In the entries below, identify every line with the string "this" and copy it.

* **INPUT**
○ ○ ○ ○ ○

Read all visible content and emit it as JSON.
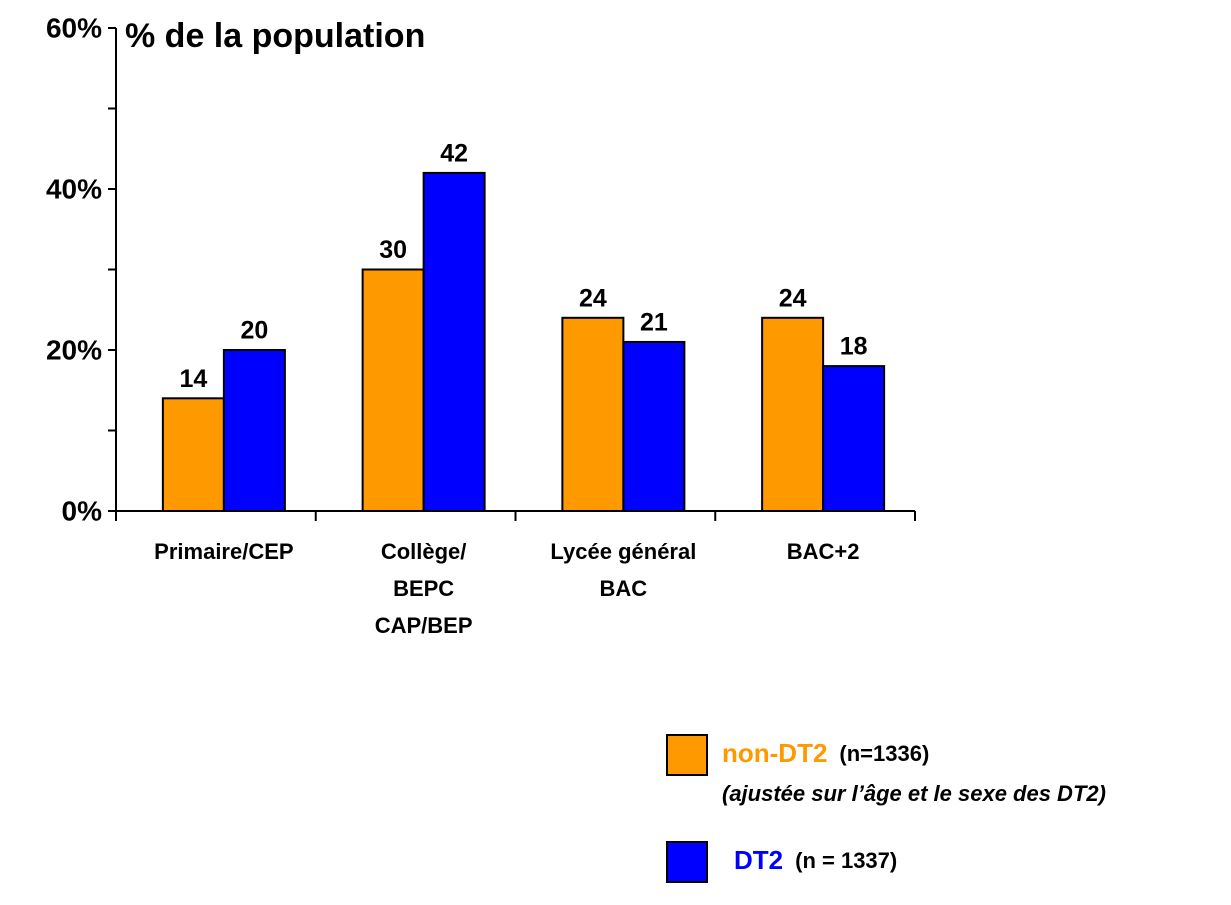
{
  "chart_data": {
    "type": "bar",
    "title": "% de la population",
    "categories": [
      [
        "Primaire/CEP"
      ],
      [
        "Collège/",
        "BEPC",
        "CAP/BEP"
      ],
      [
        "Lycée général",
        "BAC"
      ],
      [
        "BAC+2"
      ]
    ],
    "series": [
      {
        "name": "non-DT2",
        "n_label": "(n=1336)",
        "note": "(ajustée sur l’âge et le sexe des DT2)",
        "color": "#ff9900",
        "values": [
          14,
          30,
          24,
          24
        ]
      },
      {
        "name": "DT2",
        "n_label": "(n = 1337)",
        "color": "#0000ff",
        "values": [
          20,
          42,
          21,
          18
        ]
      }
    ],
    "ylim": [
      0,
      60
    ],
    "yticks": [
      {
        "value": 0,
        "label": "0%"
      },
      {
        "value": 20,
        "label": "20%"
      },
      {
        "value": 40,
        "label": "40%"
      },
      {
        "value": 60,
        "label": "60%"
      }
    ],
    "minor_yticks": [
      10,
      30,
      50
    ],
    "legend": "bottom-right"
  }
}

○ ○ ○ ○ ○

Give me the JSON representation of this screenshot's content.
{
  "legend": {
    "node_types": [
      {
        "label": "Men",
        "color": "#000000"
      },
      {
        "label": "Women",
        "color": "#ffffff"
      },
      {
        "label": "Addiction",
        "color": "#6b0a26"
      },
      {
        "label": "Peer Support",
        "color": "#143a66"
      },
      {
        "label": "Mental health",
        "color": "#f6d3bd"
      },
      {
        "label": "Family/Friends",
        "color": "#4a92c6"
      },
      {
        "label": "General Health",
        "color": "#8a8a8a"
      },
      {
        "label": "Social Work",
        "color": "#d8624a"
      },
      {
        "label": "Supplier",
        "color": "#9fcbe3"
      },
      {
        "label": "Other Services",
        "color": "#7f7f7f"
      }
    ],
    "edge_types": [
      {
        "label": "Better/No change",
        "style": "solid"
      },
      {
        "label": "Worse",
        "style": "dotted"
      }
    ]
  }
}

○ ○ ○ ○ ○

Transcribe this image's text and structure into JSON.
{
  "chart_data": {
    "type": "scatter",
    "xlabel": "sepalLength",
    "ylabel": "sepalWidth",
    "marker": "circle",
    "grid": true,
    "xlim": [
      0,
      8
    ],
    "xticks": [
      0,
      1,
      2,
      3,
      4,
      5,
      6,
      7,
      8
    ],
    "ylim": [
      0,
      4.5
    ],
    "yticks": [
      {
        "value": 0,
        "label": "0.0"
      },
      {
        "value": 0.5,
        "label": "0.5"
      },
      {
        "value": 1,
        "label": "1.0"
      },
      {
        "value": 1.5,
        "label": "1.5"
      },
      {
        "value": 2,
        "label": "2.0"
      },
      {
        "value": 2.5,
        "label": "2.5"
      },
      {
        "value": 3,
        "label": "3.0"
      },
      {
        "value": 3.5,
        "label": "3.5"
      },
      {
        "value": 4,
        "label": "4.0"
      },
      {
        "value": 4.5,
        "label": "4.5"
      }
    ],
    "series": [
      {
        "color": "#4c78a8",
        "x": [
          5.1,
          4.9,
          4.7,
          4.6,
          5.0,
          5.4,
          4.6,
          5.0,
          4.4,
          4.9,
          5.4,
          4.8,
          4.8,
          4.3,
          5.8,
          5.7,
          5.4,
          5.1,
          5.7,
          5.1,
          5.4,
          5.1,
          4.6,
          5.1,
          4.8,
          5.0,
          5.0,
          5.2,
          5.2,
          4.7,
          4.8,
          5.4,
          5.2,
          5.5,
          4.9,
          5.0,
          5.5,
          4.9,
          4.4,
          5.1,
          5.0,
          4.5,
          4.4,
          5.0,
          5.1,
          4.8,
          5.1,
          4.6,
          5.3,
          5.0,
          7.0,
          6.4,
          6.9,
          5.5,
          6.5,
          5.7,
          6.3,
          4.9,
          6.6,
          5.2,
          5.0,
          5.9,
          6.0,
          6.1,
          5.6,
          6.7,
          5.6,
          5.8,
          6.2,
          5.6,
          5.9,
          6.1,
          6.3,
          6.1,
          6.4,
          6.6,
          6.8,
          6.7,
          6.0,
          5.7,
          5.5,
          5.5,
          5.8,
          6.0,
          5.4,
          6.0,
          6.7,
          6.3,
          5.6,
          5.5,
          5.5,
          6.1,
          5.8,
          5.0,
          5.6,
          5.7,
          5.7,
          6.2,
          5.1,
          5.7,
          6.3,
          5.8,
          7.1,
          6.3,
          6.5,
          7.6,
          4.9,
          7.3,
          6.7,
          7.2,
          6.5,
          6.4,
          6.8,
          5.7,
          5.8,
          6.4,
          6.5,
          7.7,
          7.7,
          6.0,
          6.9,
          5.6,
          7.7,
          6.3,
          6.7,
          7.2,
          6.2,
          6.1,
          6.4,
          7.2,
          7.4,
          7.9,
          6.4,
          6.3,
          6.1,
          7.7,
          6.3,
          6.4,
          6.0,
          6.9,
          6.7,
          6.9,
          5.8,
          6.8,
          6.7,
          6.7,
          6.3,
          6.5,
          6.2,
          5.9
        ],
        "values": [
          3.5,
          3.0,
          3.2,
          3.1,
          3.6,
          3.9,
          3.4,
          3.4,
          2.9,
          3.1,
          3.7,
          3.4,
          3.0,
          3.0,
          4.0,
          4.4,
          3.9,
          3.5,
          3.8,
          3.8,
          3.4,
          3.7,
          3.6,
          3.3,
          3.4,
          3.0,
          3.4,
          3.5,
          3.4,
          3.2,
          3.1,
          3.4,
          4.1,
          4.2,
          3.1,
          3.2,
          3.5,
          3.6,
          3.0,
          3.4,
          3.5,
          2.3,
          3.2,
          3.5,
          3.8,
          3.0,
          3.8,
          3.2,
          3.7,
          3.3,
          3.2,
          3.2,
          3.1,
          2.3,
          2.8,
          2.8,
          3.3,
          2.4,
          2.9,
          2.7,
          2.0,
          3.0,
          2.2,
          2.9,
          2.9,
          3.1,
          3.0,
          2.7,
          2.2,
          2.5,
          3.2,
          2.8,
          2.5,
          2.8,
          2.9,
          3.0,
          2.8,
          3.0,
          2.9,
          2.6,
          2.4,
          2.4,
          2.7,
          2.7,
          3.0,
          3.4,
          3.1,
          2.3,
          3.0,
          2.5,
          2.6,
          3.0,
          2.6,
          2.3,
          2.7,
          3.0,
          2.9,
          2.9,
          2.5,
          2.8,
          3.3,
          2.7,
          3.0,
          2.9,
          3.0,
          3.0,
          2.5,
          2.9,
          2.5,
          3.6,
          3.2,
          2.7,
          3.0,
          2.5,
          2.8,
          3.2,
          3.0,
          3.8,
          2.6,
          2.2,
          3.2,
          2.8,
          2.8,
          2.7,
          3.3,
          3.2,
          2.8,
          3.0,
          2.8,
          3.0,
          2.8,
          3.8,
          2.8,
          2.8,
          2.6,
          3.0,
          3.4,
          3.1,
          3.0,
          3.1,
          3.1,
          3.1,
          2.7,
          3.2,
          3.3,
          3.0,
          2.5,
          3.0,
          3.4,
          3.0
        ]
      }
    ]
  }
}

○ ○ ○ ○ ○

* **EXERCISE RESULT**
Give me the JSON representation of this screenshot's content.
Transcribe this image's text and structure into JSON.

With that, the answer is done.